ENTRIES SUPPLIED:
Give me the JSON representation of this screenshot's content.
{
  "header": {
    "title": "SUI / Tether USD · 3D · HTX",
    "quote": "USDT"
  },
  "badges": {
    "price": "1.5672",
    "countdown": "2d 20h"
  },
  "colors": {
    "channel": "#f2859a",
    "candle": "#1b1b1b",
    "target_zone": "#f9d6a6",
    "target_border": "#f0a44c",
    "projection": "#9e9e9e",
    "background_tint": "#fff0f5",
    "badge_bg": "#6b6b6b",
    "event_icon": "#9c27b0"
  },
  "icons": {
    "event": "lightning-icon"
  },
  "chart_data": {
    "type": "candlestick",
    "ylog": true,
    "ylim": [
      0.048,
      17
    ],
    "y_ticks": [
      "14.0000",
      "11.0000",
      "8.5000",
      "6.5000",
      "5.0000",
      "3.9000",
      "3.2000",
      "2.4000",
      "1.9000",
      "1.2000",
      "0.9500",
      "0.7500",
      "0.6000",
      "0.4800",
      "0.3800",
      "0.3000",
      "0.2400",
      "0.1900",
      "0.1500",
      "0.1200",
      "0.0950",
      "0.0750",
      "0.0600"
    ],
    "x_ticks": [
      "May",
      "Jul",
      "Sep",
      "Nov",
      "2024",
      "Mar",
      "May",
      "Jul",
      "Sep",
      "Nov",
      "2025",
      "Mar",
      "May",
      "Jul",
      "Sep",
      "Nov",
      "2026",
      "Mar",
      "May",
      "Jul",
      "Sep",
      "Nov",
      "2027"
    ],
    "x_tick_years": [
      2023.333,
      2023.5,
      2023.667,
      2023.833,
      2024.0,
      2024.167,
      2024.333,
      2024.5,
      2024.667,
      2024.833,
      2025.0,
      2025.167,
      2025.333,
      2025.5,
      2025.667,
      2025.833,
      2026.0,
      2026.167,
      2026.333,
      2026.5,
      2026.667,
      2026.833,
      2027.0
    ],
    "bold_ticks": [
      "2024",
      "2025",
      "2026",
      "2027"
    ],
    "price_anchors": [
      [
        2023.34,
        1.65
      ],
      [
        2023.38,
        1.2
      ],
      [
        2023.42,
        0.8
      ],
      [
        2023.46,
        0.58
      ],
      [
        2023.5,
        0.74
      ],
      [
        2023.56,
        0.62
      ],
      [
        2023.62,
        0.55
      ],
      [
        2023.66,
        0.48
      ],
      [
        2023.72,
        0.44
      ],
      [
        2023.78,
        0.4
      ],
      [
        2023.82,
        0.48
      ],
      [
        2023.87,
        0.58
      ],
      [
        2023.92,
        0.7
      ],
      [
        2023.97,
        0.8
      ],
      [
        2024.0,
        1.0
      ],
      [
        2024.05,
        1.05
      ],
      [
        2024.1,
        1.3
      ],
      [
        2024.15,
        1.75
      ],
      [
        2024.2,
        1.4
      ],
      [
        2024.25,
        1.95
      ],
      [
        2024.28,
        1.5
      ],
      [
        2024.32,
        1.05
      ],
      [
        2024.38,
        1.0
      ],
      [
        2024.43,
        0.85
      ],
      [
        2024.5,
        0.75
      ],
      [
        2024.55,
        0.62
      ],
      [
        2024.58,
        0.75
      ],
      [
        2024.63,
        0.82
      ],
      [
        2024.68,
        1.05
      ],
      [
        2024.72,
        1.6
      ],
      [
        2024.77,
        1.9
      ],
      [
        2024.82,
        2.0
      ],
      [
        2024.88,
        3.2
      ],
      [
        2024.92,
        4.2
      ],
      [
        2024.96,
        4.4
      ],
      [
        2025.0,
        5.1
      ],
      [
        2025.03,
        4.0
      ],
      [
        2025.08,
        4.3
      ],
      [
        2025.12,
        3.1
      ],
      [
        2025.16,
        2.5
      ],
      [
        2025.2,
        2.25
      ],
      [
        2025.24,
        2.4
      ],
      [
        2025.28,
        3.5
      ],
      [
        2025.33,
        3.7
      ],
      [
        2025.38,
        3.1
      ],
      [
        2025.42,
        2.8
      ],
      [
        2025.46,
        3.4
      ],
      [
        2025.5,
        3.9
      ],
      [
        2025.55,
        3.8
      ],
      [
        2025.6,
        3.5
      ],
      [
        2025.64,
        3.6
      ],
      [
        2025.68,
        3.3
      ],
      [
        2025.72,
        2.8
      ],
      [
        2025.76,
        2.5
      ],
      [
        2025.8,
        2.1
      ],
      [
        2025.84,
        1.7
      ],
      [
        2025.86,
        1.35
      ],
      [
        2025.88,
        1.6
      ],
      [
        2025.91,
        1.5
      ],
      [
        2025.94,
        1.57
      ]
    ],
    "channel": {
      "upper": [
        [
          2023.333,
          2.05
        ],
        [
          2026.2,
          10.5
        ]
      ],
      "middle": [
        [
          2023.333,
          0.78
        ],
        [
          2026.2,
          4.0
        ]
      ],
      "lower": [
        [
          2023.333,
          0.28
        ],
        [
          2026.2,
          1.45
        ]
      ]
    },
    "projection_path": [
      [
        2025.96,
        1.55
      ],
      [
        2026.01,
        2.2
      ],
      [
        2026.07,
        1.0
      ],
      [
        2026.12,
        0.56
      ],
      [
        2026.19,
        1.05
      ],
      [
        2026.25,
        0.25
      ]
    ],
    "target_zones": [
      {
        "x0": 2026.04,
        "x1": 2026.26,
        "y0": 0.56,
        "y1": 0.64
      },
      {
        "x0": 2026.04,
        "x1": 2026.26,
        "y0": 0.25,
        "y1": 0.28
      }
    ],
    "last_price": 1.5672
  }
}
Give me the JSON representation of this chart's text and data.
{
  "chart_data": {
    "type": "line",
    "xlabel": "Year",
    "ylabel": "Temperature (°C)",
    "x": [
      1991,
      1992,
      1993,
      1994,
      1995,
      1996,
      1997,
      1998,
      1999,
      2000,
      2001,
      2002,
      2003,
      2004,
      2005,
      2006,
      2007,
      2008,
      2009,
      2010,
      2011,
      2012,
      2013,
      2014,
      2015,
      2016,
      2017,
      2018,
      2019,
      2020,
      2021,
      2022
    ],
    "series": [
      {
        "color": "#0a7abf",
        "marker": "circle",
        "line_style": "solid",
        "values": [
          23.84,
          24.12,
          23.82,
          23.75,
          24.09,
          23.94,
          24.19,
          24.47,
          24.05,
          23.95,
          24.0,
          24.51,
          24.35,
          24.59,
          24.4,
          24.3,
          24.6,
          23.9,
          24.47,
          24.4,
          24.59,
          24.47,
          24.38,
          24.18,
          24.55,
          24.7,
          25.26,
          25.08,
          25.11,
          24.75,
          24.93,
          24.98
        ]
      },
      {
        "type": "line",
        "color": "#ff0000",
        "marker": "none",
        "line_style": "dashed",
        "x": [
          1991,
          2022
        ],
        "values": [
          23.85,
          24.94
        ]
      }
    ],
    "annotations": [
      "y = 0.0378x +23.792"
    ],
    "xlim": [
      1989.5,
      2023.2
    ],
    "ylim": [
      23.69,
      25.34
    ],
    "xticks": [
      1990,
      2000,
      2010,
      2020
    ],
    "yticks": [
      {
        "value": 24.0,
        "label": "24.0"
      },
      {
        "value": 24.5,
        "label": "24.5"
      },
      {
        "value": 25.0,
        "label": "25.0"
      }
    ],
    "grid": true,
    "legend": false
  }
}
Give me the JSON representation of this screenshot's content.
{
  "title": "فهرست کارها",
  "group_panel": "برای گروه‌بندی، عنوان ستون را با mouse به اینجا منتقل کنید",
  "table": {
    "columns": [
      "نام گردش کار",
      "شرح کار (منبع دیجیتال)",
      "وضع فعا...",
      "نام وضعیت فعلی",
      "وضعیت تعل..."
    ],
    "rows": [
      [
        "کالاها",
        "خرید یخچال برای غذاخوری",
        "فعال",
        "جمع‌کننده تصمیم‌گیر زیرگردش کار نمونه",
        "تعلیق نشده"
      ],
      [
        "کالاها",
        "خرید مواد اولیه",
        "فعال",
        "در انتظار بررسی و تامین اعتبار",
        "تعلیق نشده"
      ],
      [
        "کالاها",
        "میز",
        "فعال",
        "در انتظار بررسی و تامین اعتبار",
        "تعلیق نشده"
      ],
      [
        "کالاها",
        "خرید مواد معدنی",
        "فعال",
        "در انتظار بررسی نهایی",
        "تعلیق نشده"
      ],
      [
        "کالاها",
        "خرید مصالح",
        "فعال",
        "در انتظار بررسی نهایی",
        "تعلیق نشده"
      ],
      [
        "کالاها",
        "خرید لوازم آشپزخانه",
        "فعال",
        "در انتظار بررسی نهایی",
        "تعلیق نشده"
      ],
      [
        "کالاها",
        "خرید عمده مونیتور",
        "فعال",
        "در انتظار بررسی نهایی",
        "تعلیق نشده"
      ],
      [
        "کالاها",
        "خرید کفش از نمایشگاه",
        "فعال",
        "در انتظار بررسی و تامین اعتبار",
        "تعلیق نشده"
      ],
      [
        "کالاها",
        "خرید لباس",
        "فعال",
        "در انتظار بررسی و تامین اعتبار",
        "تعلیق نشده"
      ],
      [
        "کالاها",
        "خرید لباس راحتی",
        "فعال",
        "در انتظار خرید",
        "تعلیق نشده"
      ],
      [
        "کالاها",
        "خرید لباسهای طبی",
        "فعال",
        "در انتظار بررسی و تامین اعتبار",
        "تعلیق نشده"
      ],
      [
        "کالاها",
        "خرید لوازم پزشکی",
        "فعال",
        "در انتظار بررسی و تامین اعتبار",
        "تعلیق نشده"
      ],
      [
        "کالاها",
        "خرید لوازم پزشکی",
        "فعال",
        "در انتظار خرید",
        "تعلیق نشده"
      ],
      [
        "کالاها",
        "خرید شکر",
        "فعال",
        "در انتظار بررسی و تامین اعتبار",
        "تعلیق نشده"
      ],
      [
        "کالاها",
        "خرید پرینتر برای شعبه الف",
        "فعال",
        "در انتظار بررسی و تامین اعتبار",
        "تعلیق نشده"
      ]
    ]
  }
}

WRITTEN REQUEST:
Exactly how many lines of the material contain the word "برای"? Write the number alone.

TASK SOLUTION:
3